Instruction: The records below should be written out again, exactly.

Given entries:
━━━━
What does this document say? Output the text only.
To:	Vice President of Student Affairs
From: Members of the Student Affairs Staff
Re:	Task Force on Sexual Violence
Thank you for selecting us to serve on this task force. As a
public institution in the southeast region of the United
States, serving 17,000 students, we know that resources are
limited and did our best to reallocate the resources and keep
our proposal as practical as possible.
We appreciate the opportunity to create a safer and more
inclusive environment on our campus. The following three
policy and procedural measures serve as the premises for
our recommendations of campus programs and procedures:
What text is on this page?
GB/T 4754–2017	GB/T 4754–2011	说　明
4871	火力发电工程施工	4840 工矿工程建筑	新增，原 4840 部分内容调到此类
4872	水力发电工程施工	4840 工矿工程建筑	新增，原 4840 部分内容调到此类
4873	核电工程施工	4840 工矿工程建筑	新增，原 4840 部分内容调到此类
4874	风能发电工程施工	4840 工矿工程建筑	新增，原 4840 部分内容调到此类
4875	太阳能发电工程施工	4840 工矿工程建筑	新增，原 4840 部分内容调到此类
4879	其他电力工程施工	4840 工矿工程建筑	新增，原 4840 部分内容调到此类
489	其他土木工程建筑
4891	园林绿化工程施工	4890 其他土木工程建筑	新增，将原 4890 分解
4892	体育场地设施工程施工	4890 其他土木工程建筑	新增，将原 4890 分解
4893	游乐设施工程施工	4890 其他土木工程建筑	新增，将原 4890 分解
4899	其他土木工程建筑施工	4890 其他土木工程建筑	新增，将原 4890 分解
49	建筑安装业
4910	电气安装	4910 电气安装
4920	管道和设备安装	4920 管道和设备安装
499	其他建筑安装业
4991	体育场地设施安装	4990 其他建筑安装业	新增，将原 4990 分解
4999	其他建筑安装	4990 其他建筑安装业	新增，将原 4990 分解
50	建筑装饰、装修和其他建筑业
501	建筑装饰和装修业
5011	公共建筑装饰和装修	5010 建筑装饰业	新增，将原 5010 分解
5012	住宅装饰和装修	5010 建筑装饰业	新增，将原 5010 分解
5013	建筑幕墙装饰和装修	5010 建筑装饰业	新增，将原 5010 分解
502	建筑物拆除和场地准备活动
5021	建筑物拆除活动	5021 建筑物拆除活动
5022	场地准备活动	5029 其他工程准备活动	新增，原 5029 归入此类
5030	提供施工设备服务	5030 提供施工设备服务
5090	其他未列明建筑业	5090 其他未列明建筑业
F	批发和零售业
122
━━━━
Result of this exercise:
What does this document say? Output the text only.
To:	Vice President of Student Affairs
From: Members of the Student Affairs Staff
Re:	Task Force on Sexual Violence
Thank you for selecting us to serve on this task force. As a
public institution in the southeast region of the United
States, serving 17,000 students, we know that resources are
limited and did our best to reallocate the resources and keep
our proposal as practical as possible.
We appreciate the opportunity to create a safer and more
inclusive environment on our campus. The following three
policy and procedural measures serve as the premises for
our recommendations of campus programs and procedures:
What text is on this page?
GB/T 4754–2017	GB/T 4754–2011	说　明
4871	火力发电工程施工	4840 工矿工程建筑	新增，原 4840 部分内容调到此类
4872	水力发电工程施工	4840 工矿工程建筑	新增，原 4840 部分内容调到此类
4873	核电工程施工	4840 工矿工程建筑	新增，原 4840 部分内容调到此类
4874	风能发电工程施工	4840 工矿工程建筑	新增，原 4840 部分内容调到此类
4875	太阳能发电工程施工	4840 工矿工程建筑	新增，原 4840 部分内容调到此类
4879	其他电力工程施工	4840 工矿工程建筑	新增，原 4840 部分内容调到此类
489	其他土木工程建筑
4891	园林绿化工程施工	4890 其他土木工程建筑	新增，将原 4890 分解
4892	体育场地设施工程施工	4890 其他土木工程建筑	新增，将原 4890 分解
4893	游乐设施工程施工	4890 其他土木工程建筑	新增，将原 4890 分解
4899	其他土木工程建筑施工	4890 其他土木工程建筑	新增，将原 4890 分解
49	建筑安装业
4910	电气安装	4910 电气安装
4920	管道和设备安装	4920 管道和设备安装
499	其他建筑安装业
4991	体育场地设施安装	4990 其他建筑安装业	新增，将原 4990 分解
4999	其他建筑安装	4990 其他建筑安装业	新增，将原 4990 分解
50	建筑装饰、装修和其他建筑业
501	建筑装饰和装修业
5011	公共建筑装饰和装修	5010 建筑装饰业	新增，将原 5010 分解
5012	住宅装饰和装修	5010 建筑装饰业	新增，将原 5010 分解
5013	建筑幕墙装饰和装修	5010 建筑装饰业	新增，将原 5010 分解
502	建筑物拆除和场地准备活动
5021	建筑物拆除活动	5021 建筑物拆除活动
5022	场地准备活动	5029 其他工程准备活动	新增，原 5029 归入此类
5030	提供施工设备服务	5030 提供施工设备服务
5090	其他未列明建筑业	5090 其他未列明建筑业
F	批发和零售业
122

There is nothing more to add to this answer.